Short task: Copy out every item below word for word, omitting the pictures.

Stored rows:
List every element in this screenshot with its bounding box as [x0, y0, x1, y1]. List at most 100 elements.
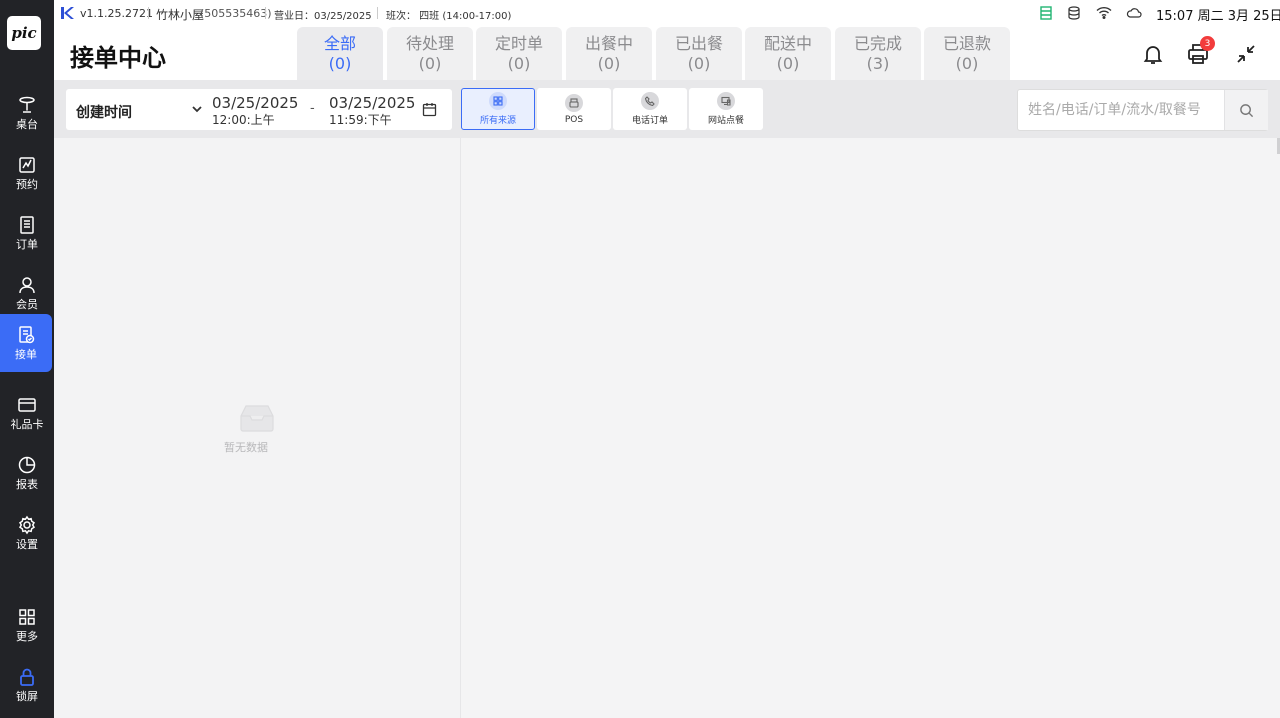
sidebar-item-label: 订单: [16, 238, 38, 251]
app-version: v1.1.25.2721: [80, 7, 153, 20]
date-type-select[interactable]: 创建时间: [76, 102, 132, 122]
source-all[interactable]: 所有来源: [461, 88, 535, 130]
end-date[interactable]: 03/25/2025: [329, 94, 415, 112]
more-icon: [19, 609, 35, 625]
pos-icon: [565, 93, 583, 112]
end-time[interactable]: 11:59:下午: [329, 111, 392, 128]
printer-badge: 3: [1200, 36, 1215, 51]
search-button[interactable]: [1224, 90, 1268, 130]
order-icon: [20, 216, 34, 234]
app-logo: pic: [7, 16, 41, 50]
source-label: POS: [564, 114, 584, 125]
sidebar-item-label: 桌台: [16, 118, 38, 131]
search-input[interactable]: [1018, 90, 1233, 130]
tab-label: 出餐中: [584, 33, 633, 53]
sidebar-item-more[interactable]: 更多: [0, 596, 54, 654]
empty-inbox-icon: [240, 405, 274, 432]
date-separator: -: [310, 101, 315, 116]
app-brand-icon: [61, 7, 74, 19]
tab-ready[interactable]: 已出餐 (0): [656, 27, 742, 80]
tab-count: (0): [687, 53, 711, 73]
tab-count: (0): [597, 53, 621, 73]
tab-label: 全部: [323, 33, 356, 53]
calendar-icon[interactable]: [422, 102, 437, 117]
chevron-down-icon[interactable]: [190, 102, 204, 116]
cloud-icon: [1126, 8, 1142, 18]
tab-delivering[interactable]: 配送中 (0): [745, 27, 831, 80]
tab-count: (0): [776, 53, 800, 73]
tab-count: (0): [328, 53, 352, 73]
sidebar-item-reservation[interactable]: 预约: [0, 144, 54, 202]
sidebar-item-accept-orders[interactable]: 接单: [0, 314, 52, 372]
table-icon: [19, 96, 35, 113]
status-bar: v1.1.25.2721 竹林小屋 (505535463) 营业日：03/25/…: [54, 0, 1280, 26]
order-detail-panel: [461, 138, 1280, 718]
sidebar: pic 桌台 预约 订单 会员 接单 礼品卡 报表 设置 更多 锁屏: [0, 0, 54, 718]
filter-bar: 创建时间 03/25/2025 12:00:上午 - 03/25/2025 11…: [54, 80, 1280, 138]
header: 接单中心 全部 (0) 待处理 (0) 定时单 (0) 出餐中 (0) 已出餐 …: [54, 26, 1280, 80]
tab-refunded[interactable]: 已退款 (0): [924, 27, 1010, 80]
sidebar-item-tables[interactable]: 桌台: [0, 84, 54, 142]
store-id: (505535463): [200, 7, 272, 20]
tab-count: (0): [507, 53, 531, 73]
tab-all[interactable]: 全部 (0): [297, 27, 383, 80]
start-time[interactable]: 12:00:上午: [212, 111, 275, 128]
sidebar-item-orders[interactable]: 订单: [0, 204, 54, 262]
sidebar-item-settings[interactable]: 设置: [0, 504, 54, 562]
source-pos[interactable]: POS: [537, 88, 611, 130]
clock: 15:07 周二 3月 25日: [1156, 9, 1280, 24]
order-list-panel: 暂无数据: [54, 138, 461, 718]
sidebar-item-reports[interactable]: 报表: [0, 444, 54, 502]
business-day: 营业日：03/25/2025: [274, 11, 372, 22]
sidebar-item-label: 礼品卡: [10, 418, 44, 431]
store-name: 竹林小屋: [156, 8, 205, 22]
tab-completed[interactable]: 已完成 (3): [835, 27, 921, 80]
divider: [265, 7, 266, 19]
sidebar-item-lock[interactable]: 锁屏: [0, 656, 54, 714]
sidebar-item-label: 接单: [15, 348, 37, 361]
tab-scheduled[interactable]: 定时单 (0): [476, 27, 562, 80]
tab-count: (0): [418, 53, 442, 73]
tab-pending[interactable]: 待处理 (0): [387, 27, 473, 80]
sidebar-item-label: 报表: [16, 478, 38, 491]
lock-icon: [20, 668, 34, 686]
search-box: [1017, 89, 1268, 131]
sidebar-item-label: 更多: [16, 630, 38, 643]
bell-icon[interactable]: [1141, 42, 1165, 66]
web-order-icon: [717, 92, 735, 110]
tab-label: 已出餐: [674, 33, 723, 53]
accept-order-icon: [19, 326, 35, 344]
tab-label: 已完成: [853, 33, 902, 53]
report-icon: [18, 456, 36, 474]
tab-label: 待处理: [405, 33, 454, 53]
sidebar-item-gift-card[interactable]: 礼品卡: [0, 384, 54, 442]
wifi-icon: [1096, 6, 1112, 19]
tab-count: (3): [866, 53, 890, 73]
source-label: 电话订单: [631, 116, 668, 126]
source-website[interactable]: 网站点餐: [689, 88, 763, 130]
collapse-icon[interactable]: [1234, 42, 1258, 66]
tab-count: (0): [955, 53, 979, 73]
search-icon: [1240, 103, 1254, 117]
start-date[interactable]: 03/25/2025: [212, 94, 298, 112]
sidebar-item-label: 会员: [16, 298, 38, 311]
divider: [148, 7, 149, 19]
shift-info: 班次： 四班 (14:00-17:00): [386, 11, 512, 22]
empty-state-text: 暂无数据: [224, 441, 268, 454]
source-label: 所有来源: [479, 116, 516, 126]
sidebar-item-label: 设置: [16, 538, 38, 551]
source-label: 网站点餐: [707, 116, 744, 126]
grid-icon: [489, 92, 507, 110]
divider: [377, 7, 378, 19]
source-phone[interactable]: 电话订单: [613, 88, 687, 130]
database-icon: [1068, 6, 1080, 20]
gift-card-icon: [18, 398, 36, 412]
tab-preparing[interactable]: 出餐中 (0): [566, 27, 652, 80]
settings-icon: [19, 515, 35, 535]
tab-label: 已退款: [942, 33, 991, 53]
page-title: 接单中心: [70, 44, 166, 72]
tab-label: 配送中: [763, 33, 812, 53]
spreadsheet-icon: [1040, 6, 1052, 20]
date-range-picker[interactable]: 创建时间 03/25/2025 12:00:上午 - 03/25/2025 11…: [66, 89, 452, 130]
reservation-icon: [19, 157, 35, 173]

Result:
List every element in this screenshot with its bounding box as [x0, y0, x1, y1]. List at most 100 elements.
sidebar-item-label: 订单: [16, 238, 38, 251]
app-version: v1.1.25.2721: [80, 7, 153, 20]
date-type-select[interactable]: 创建时间: [76, 102, 132, 122]
source-all[interactable]: 所有来源: [461, 88, 535, 130]
end-date[interactable]: 03/25/2025: [329, 94, 415, 112]
more-icon: [19, 609, 35, 625]
pos-icon: [565, 93, 583, 112]
end-time[interactable]: 11:59:下午: [329, 111, 392, 128]
printer-badge: 3: [1200, 36, 1215, 51]
search-button[interactable]: [1224, 90, 1268, 130]
order-icon: [20, 216, 34, 234]
app-logo: pic: [7, 16, 41, 50]
source-label: POS: [564, 114, 584, 125]
sidebar-item-label: 桌台: [16, 118, 38, 131]
search-input[interactable]: [1018, 90, 1233, 130]
tab-label: 出餐中: [584, 33, 633, 53]
sidebar-item-more[interactable]: 更多: [0, 596, 54, 654]
empty-inbox-icon: [240, 405, 274, 432]
date-separator: -: [310, 101, 315, 116]
app-brand-icon: [61, 7, 74, 19]
tab-ready[interactable]: 已出餐 (0): [656, 27, 742, 80]
tab-count: (0): [687, 53, 711, 73]
tab-count: (0): [597, 53, 621, 73]
tab-label: 全部: [323, 33, 356, 53]
calendar-icon[interactable]: [422, 102, 437, 117]
chevron-down-icon[interactable]: [190, 102, 204, 116]
cloud-icon: [1126, 8, 1142, 18]
tab-delivering[interactable]: 配送中 (0): [745, 27, 831, 80]
tab-count: (0): [776, 53, 800, 73]
tab-count: (0): [328, 53, 352, 73]
sidebar-item-reservation[interactable]: 预约: [0, 144, 54, 202]
sidebar-item-accept-orders[interactable]: 接单: [0, 314, 52, 372]
table-icon: [19, 96, 35, 113]
status-bar: v1.1.25.2721 竹林小屋 (505535463) 营业日：03/25/…: [54, 0, 1280, 26]
order-detail-panel: [461, 138, 1280, 718]
sidebar: pic 桌台 预约 订单 会员 接单 礼品卡 报表 设置 更多 锁屏: [0, 0, 54, 718]
filter-bar: 创建时间 03/25/2025 12:00:上午 - 03/25/2025 11…: [54, 80, 1280, 138]
header: 接单中心 全部 (0) 待处理 (0) 定时单 (0) 出餐中 (0) 已出餐 …: [54, 26, 1280, 80]
tab-refunded[interactable]: 已退款 (0): [924, 27, 1010, 80]
sidebar-item-tables[interactable]: 桌台: [0, 84, 54, 142]
store-id: (505535463): [200, 7, 272, 20]
tab-count: (0): [507, 53, 531, 73]
tab-all[interactable]: 全部 (0): [297, 27, 383, 80]
start-time[interactable]: 12:00:上午: [212, 111, 275, 128]
sidebar-item-orders[interactable]: 订单: [0, 204, 54, 262]
sidebar-item-settings[interactable]: 设置: [0, 504, 54, 562]
source-pos[interactable]: POS: [537, 88, 611, 130]
clock: 15:07 周二 3月 25日: [1156, 9, 1280, 24]
order-list-panel: 暂无数据: [54, 138, 461, 718]
sidebar-item-reports[interactable]: 报表: [0, 444, 54, 502]
business-day: 营业日：03/25/2025: [274, 11, 372, 22]
sidebar-item-label: 礼品卡: [10, 418, 44, 431]
store-name: 竹林小屋: [156, 8, 205, 22]
tab-completed[interactable]: 已完成 (3): [835, 27, 921, 80]
divider: [265, 7, 266, 19]
sidebar-item-lock[interactable]: 锁屏: [0, 656, 54, 714]
sidebar-item-label: 接单: [15, 348, 37, 361]
tab-scheduled[interactable]: 定时单 (0): [476, 27, 562, 80]
tab-count: (0): [418, 53, 442, 73]
tab-pending[interactable]: 待处理 (0): [387, 27, 473, 80]
sidebar-item-label: 报表: [16, 478, 38, 491]
lock-icon: [20, 668, 34, 686]
search-box: [1017, 89, 1268, 131]
sidebar-item-label: 更多: [16, 630, 38, 643]
bell-icon[interactable]: [1141, 42, 1165, 66]
web-order-icon: [717, 92, 735, 110]
tab-label: 已出餐: [674, 33, 723, 53]
accept-order-icon: [19, 326, 35, 344]
tab-label: 已完成: [853, 33, 902, 53]
report-icon: [18, 456, 36, 474]
tab-label: 待处理: [405, 33, 454, 53]
sidebar-item-gift-card[interactable]: 礼品卡: [0, 384, 54, 442]
wifi-icon: [1096, 6, 1112, 19]
tab-count: (3): [866, 53, 890, 73]
source-label: 电话订单: [631, 116, 668, 126]
source-website[interactable]: 网站点餐: [689, 88, 763, 130]
collapse-icon[interactable]: [1234, 42, 1258, 66]
tab-count: (0): [955, 53, 979, 73]
search-icon: [1240, 103, 1254, 117]
start-date[interactable]: 03/25/2025: [212, 94, 298, 112]
sidebar-item-label: 会员: [16, 298, 38, 311]
divider: [148, 7, 149, 19]
shift-info: 班次： 四班 (14:00-17:00): [386, 11, 512, 22]
empty-state-text: 暂无数据: [224, 441, 268, 454]
source-label: 所有来源: [479, 116, 516, 126]
sidebar-item-label: 设置: [16, 538, 38, 551]
source-label: 网站点餐: [707, 116, 744, 126]
grid-icon: [489, 92, 507, 110]
divider: [377, 7, 378, 19]
source-phone[interactable]: 电话订单: [613, 88, 687, 130]
database-icon: [1068, 6, 1080, 20]
gift-card-icon: [18, 398, 36, 412]
tab-preparing[interactable]: 出餐中 (0): [566, 27, 652, 80]
settings-icon: [19, 515, 35, 535]
tab-label: 已退款: [942, 33, 991, 53]
page-title: 接单中心: [70, 44, 166, 72]
tab-label: 配送中: [763, 33, 812, 53]
spreadsheet-icon: [1040, 6, 1052, 20]
date-range-picker[interactable]: 创建时间 03/25/2025 12:00:上午 - 03/25/2025 11…: [66, 89, 452, 130]
reservation-icon: [19, 157, 35, 173]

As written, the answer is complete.